◆ Written exercise: Set down each entry from the block beneath, exactly as written.

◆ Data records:
● ● ● ●
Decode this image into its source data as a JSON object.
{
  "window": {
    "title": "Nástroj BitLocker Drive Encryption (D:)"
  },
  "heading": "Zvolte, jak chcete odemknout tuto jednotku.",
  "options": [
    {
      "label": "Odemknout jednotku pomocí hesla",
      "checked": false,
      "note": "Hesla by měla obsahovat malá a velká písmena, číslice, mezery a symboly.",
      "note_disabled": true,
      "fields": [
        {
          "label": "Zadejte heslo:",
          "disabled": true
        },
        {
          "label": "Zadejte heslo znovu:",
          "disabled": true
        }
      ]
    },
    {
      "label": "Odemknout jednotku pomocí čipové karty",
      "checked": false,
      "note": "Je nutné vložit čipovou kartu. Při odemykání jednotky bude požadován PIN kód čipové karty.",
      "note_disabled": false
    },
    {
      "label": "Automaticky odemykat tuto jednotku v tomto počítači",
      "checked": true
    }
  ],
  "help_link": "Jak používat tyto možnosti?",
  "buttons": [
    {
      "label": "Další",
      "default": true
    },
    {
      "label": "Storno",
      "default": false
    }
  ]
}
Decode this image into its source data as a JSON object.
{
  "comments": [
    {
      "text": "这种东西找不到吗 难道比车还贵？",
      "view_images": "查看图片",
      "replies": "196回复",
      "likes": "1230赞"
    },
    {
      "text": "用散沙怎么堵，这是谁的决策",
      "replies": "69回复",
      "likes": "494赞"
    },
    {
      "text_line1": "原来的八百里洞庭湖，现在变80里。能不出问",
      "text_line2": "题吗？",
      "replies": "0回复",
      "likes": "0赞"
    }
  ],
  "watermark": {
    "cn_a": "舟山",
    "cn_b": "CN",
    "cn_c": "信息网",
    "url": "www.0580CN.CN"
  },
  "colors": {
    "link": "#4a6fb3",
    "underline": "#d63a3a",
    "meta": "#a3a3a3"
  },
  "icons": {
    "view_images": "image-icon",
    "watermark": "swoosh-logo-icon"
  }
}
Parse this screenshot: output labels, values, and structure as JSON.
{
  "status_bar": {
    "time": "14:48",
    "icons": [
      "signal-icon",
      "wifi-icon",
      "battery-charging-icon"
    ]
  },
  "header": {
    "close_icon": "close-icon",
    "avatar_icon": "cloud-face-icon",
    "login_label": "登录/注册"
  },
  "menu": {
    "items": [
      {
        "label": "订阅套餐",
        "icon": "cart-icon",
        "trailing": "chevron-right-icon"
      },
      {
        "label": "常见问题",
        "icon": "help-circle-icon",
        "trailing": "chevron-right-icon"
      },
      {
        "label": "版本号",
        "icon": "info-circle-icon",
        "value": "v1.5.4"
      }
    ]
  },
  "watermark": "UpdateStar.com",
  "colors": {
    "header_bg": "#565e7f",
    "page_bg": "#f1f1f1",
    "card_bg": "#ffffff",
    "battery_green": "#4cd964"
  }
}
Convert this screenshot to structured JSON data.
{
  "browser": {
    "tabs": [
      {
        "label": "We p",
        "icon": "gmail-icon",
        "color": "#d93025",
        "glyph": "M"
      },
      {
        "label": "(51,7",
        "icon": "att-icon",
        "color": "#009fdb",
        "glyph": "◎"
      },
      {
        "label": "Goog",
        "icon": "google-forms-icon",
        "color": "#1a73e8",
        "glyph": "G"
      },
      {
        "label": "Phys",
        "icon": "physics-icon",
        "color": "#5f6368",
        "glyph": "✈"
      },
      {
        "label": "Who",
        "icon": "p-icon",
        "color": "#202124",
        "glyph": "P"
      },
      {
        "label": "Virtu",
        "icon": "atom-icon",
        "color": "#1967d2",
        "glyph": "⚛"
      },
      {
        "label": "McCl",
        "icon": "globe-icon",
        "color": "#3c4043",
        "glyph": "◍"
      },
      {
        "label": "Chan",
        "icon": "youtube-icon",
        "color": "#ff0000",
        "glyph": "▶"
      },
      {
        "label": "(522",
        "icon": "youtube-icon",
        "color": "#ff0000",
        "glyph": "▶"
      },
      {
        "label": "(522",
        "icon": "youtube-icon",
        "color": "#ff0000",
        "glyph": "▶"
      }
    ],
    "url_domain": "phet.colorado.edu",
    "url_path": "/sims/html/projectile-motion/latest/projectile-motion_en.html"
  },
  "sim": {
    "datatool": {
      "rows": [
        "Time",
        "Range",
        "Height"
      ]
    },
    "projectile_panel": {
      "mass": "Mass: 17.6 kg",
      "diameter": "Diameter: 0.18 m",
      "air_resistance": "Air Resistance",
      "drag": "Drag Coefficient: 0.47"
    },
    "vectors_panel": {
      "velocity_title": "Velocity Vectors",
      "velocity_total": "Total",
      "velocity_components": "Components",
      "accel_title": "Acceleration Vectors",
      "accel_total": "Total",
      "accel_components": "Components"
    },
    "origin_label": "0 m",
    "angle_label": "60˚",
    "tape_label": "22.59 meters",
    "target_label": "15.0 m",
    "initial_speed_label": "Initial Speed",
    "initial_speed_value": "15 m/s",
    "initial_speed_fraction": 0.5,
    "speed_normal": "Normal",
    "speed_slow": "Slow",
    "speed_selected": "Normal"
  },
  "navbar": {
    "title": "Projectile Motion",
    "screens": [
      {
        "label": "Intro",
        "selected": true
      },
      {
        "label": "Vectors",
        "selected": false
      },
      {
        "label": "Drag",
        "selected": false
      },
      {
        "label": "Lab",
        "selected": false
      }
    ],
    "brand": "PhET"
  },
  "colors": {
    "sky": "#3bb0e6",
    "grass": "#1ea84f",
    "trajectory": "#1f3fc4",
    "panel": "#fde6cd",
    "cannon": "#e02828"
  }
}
● ● ● ●
◆ Answer to the problem:
Decode this image into its source data as a JSON object.
{
  "window": {
    "title": "Nástroj BitLocker Drive Encryption (D:)"
  },
  "heading": "Zvolte, jak chcete odemknout tuto jednotku.",
  "options": [
    {
      "label": "Odemknout jednotku pomocí hesla",
      "checked": false,
      "note": "Hesla by měla obsahovat malá a velká písmena, číslice, mezery a symboly.",
      "note_disabled": true,
      "fields": [
        {
          "label": "Zadejte heslo:",
          "disabled": true
        },
        {
          "label": "Zadejte heslo znovu:",
          "disabled": true
        }
      ]
    },
    {
      "label": "Odemknout jednotku pomocí čipové karty",
      "checked": false,
      "note": "Je nutné vložit čipovou kartu. Při odemykání jednotky bude požadován PIN kód čipové karty.",
      "note_disabled": false
    },
    {
      "label": "Automaticky odemykat tuto jednotku v tomto počítači",
      "checked": true
    }
  ],
  "help_link": "Jak používat tyto možnosti?",
  "buttons": [
    {
      "label": "Další",
      "default": true
    },
    {
      "label": "Storno",
      "default": false
    }
  ]
}
Decode this image into its source data as a JSON object.
{
  "comments": [
    {
      "text": "这种东西找不到吗 难道比车还贵？",
      "view_images": "查看图片",
      "replies": "196回复",
      "likes": "1230赞"
    },
    {
      "text": "用散沙怎么堵，这是谁的决策",
      "replies": "69回复",
      "likes": "494赞"
    },
    {
      "text_line1": "原来的八百里洞庭湖，现在变80里。能不出问",
      "text_line2": "题吗？",
      "replies": "0回复",
      "likes": "0赞"
    }
  ],
  "watermark": {
    "cn_a": "舟山",
    "cn_b": "CN",
    "cn_c": "信息网",
    "url": "www.0580CN.CN"
  },
  "colors": {
    "link": "#4a6fb3",
    "underline": "#d63a3a",
    "meta": "#a3a3a3"
  },
  "icons": {
    "view_images": "image-icon",
    "watermark": "swoosh-logo-icon"
  }
}
Parse this screenshot: output labels, values, and structure as JSON.
{
  "status_bar": {
    "time": "14:48",
    "icons": [
      "signal-icon",
      "wifi-icon",
      "battery-charging-icon"
    ]
  },
  "header": {
    "close_icon": "close-icon",
    "avatar_icon": "cloud-face-icon",
    "login_label": "登录/注册"
  },
  "menu": {
    "items": [
      {
        "label": "订阅套餐",
        "icon": "cart-icon",
        "trailing": "chevron-right-icon"
      },
      {
        "label": "常见问题",
        "icon": "help-circle-icon",
        "trailing": "chevron-right-icon"
      },
      {
        "label": "版本号",
        "icon": "info-circle-icon",
        "value": "v1.5.4"
      }
    ]
  },
  "watermark": "UpdateStar.com",
  "colors": {
    "header_bg": "#565e7f",
    "page_bg": "#f1f1f1",
    "card_bg": "#ffffff",
    "battery_green": "#4cd964"
  }
}
Convert this screenshot to structured JSON data.
{
  "browser": {
    "tabs": [
      {
        "label": "We p",
        "icon": "gmail-icon",
        "color": "#d93025",
        "glyph": "M"
      },
      {
        "label": "(51,7",
        "icon": "att-icon",
        "color": "#009fdb",
        "glyph": "◎"
      },
      {
        "label": "Goog",
        "icon": "google-forms-icon",
        "color": "#1a73e8",
        "glyph": "G"
      },
      {
        "label": "Phys",
        "icon": "physics-icon",
        "color": "#5f6368",
        "glyph": "✈"
      },
      {
        "label": "Who",
        "icon": "p-icon",
        "color": "#202124",
        "glyph": "P"
      },
      {
        "label": "Virtu",
        "icon": "atom-icon",
        "color": "#1967d2",
        "glyph": "⚛"
      },
      {
        "label": "McCl",
        "icon": "globe-icon",
        "color": "#3c4043",
        "glyph": "◍"
      },
      {
        "label": "Chan",
        "icon": "youtube-icon",
        "color": "#ff0000",
        "glyph": "▶"
      },
      {
        "label": "(522",
        "icon": "youtube-icon",
        "color": "#ff0000",
        "glyph": "▶"
      },
      {
        "label": "(522",
        "icon": "youtube-icon",
        "color": "#ff0000",
        "glyph": "▶"
      }
    ],
    "url_domain": "phet.colorado.edu",
    "url_path": "/sims/html/projectile-motion/latest/projectile-motion_en.html"
  },
  "sim": {
    "datatool": {
      "rows": [
        "Time",
        "Range",
        "Height"
      ]
    },
    "projectile_panel": {
      "mass": "Mass: 17.6 kg",
      "diameter": "Diameter: 0.18 m",
      "air_resistance": "Air Resistance",
      "drag": "Drag Coefficient: 0.47"
    },
    "vectors_panel": {
      "velocity_title": "Velocity Vectors",
      "velocity_total": "Total",
      "velocity_components": "Components",
      "accel_title": "Acceleration Vectors",
      "accel_total": "Total",
      "accel_components": "Components"
    },
    "origin_label": "0 m",
    "angle_label": "60˚",
    "tape_label": "22.59 meters",
    "target_label": "15.0 m",
    "initial_speed_label": "Initial Speed",
    "initial_speed_value": "15 m/s",
    "initial_speed_fraction": 0.5,
    "speed_normal": "Normal",
    "speed_slow": "Slow",
    "speed_selected": "Normal"
  },
  "navbar": {
    "title": "Projectile Motion",
    "screens": [
      {
        "label": "Intro",
        "selected": true
      },
      {
        "label": "Vectors",
        "selected": false
      },
      {
        "label": "Drag",
        "selected": false
      },
      {
        "label": "Lab",
        "selected": false
      }
    ],
    "brand": "PhET"
  },
  "colors": {
    "sky": "#3bb0e6",
    "grass": "#1ea84f",
    "trajectory": "#1f3fc4",
    "panel": "#fde6cd",
    "cannon": "#e02828"
  }
}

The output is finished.